═════ GIVEN RECORDS

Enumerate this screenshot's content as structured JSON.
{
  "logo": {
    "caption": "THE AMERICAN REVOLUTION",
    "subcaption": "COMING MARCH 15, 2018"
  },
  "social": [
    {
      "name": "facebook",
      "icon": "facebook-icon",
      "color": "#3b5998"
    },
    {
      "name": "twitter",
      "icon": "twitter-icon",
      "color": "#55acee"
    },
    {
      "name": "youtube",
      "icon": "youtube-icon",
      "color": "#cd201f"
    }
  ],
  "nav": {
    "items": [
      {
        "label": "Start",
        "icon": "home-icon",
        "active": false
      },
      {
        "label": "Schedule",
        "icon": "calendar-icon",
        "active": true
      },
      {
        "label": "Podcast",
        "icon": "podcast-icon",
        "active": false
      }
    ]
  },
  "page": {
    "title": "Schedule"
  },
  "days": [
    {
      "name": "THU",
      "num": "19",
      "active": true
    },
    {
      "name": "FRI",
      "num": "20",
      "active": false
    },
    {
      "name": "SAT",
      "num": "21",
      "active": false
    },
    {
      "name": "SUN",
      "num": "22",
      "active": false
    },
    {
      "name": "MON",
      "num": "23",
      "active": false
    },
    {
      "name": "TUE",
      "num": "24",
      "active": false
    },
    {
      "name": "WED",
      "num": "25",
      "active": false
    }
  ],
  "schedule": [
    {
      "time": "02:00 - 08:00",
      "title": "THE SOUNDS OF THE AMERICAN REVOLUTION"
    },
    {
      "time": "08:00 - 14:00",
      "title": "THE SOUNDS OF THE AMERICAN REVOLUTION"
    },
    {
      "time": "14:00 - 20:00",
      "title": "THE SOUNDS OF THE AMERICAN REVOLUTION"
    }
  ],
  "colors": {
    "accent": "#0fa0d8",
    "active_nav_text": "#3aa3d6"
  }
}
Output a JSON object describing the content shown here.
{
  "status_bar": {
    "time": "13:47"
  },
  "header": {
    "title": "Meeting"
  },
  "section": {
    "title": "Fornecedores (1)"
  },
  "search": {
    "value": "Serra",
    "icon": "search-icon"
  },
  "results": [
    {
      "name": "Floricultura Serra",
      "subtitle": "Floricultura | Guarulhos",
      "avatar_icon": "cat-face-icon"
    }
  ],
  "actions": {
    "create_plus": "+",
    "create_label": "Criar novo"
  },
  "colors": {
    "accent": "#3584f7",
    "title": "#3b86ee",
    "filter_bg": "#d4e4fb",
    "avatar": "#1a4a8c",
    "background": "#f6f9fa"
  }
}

══════════

Copy every record exactly, with nothing added or dropped.

• TASK RESPONSE:
Enumerate this screenshot's content as structured JSON.
{
  "logo": {
    "caption": "THE AMERICAN REVOLUTION",
    "subcaption": "COMING MARCH 15, 2018"
  },
  "social": [
    {
      "name": "facebook",
      "icon": "facebook-icon",
      "color": "#3b5998"
    },
    {
      "name": "twitter",
      "icon": "twitter-icon",
      "color": "#55acee"
    },
    {
      "name": "youtube",
      "icon": "youtube-icon",
      "color": "#cd201f"
    }
  ],
  "nav": {
    "items": [
      {
        "label": "Start",
        "icon": "home-icon",
        "active": false
      },
      {
        "label": "Schedule",
        "icon": "calendar-icon",
        "active": true
      },
      {
        "label": "Podcast",
        "icon": "podcast-icon",
        "active": false
      }
    ]
  },
  "page": {
    "title": "Schedule"
  },
  "days": [
    {
      "name": "THU",
      "num": "19",
      "active": true
    },
    {
      "name": "FRI",
      "num": "20",
      "active": false
    },
    {
      "name": "SAT",
      "num": "21",
      "active": false
    },
    {
      "name": "SUN",
      "num": "22",
      "active": false
    },
    {
      "name": "MON",
      "num": "23",
      "active": false
    },
    {
      "name": "TUE",
      "num": "24",
      "active": false
    },
    {
      "name": "WED",
      "num": "25",
      "active": false
    }
  ],
  "schedule": [
    {
      "time": "02:00 - 08:00",
      "title": "THE SOUNDS OF THE AMERICAN REVOLUTION"
    },
    {
      "time": "08:00 - 14:00",
      "title": "THE SOUNDS OF THE AMERICAN REVOLUTION"
    },
    {
      "time": "14:00 - 20:00",
      "title": "THE SOUNDS OF THE AMERICAN REVOLUTION"
    }
  ],
  "colors": {
    "accent": "#0fa0d8",
    "active_nav_text": "#3aa3d6"
  }
}
Output a JSON object describing the content shown here.
{
  "status_bar": {
    "time": "13:47"
  },
  "header": {
    "title": "Meeting"
  },
  "section": {
    "title": "Fornecedores (1)"
  },
  "search": {
    "value": "Serra",
    "icon": "search-icon"
  },
  "results": [
    {
      "name": "Floricultura Serra",
      "subtitle": "Floricultura | Guarulhos",
      "avatar_icon": "cat-face-icon"
    }
  ],
  "actions": {
    "create_plus": "+",
    "create_label": "Criar novo"
  },
  "colors": {
    "accent": "#3584f7",
    "title": "#3b86ee",
    "filter_bg": "#d4e4fb",
    "avatar": "#1a4a8c",
    "background": "#f6f9fa"
  }
}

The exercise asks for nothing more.